WHAT IS BEING ASKED:
Find how many lines contain the word "solution" and state that number alone.

DATA:
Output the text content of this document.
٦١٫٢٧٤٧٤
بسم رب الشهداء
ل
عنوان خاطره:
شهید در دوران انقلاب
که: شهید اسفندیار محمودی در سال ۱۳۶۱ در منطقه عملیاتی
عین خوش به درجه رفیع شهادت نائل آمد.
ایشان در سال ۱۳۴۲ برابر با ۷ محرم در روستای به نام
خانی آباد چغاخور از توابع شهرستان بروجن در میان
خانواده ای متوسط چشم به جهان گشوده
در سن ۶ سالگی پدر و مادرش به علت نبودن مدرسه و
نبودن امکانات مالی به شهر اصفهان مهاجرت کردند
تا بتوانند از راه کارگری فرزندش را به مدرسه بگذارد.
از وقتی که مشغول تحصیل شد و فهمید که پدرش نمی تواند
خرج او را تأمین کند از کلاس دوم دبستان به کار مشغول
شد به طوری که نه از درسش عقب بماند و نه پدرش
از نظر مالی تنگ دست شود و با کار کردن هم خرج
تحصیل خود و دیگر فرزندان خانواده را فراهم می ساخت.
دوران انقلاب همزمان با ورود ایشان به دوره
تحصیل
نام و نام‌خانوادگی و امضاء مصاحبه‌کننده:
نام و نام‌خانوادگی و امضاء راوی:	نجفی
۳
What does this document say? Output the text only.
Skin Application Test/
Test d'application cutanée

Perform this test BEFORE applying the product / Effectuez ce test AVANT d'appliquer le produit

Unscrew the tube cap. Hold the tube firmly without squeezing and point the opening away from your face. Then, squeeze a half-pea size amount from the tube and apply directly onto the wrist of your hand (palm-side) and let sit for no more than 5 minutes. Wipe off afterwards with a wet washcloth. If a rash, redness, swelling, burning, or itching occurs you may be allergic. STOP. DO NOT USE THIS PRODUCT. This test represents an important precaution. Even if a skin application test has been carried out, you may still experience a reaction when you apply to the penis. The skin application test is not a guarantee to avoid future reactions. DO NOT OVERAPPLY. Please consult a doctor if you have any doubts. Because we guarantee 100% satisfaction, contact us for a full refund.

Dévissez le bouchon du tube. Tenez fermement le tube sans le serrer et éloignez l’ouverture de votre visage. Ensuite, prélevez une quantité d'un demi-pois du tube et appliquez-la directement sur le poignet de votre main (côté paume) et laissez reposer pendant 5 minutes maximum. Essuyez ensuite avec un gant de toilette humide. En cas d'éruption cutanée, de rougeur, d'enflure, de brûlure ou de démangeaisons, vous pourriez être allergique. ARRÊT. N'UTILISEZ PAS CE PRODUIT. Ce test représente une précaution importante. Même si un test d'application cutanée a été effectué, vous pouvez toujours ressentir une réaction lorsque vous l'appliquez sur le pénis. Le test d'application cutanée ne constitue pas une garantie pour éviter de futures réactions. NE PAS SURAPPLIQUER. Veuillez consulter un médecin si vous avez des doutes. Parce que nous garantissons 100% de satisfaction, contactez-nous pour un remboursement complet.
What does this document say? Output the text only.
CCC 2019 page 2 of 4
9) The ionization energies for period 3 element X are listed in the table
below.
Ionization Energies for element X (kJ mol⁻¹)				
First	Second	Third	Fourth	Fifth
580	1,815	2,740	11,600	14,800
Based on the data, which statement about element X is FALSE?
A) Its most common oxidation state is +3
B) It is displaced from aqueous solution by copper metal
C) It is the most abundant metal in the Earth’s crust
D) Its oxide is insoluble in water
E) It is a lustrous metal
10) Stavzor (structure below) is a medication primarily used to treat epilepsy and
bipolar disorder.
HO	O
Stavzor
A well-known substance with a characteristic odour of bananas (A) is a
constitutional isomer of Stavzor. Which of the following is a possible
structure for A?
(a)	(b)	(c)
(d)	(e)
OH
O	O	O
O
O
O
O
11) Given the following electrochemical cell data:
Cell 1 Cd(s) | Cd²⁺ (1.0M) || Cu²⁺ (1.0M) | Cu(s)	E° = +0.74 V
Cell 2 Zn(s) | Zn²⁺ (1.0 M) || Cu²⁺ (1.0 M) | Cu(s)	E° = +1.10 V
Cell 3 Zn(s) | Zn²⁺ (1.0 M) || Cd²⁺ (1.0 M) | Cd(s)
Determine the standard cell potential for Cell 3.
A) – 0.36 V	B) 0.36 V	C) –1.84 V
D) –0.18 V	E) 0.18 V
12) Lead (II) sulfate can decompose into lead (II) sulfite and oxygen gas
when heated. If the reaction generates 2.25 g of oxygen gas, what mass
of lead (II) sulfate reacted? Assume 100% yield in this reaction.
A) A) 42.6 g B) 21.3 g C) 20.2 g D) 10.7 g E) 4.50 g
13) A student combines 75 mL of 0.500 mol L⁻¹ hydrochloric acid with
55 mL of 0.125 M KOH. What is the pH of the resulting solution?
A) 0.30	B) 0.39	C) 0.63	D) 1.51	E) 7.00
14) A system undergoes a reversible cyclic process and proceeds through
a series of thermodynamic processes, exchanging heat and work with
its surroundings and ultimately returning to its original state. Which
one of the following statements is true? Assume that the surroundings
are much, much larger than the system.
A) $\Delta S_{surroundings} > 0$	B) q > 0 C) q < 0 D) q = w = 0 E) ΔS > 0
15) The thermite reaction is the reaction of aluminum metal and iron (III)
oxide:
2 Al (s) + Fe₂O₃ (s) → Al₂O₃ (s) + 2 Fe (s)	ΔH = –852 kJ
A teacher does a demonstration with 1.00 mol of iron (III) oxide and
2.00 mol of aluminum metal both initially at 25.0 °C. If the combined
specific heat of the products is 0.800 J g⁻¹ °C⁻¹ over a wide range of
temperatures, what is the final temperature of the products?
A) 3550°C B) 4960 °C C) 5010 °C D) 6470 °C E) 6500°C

ANSWER TO THIS TASK:
2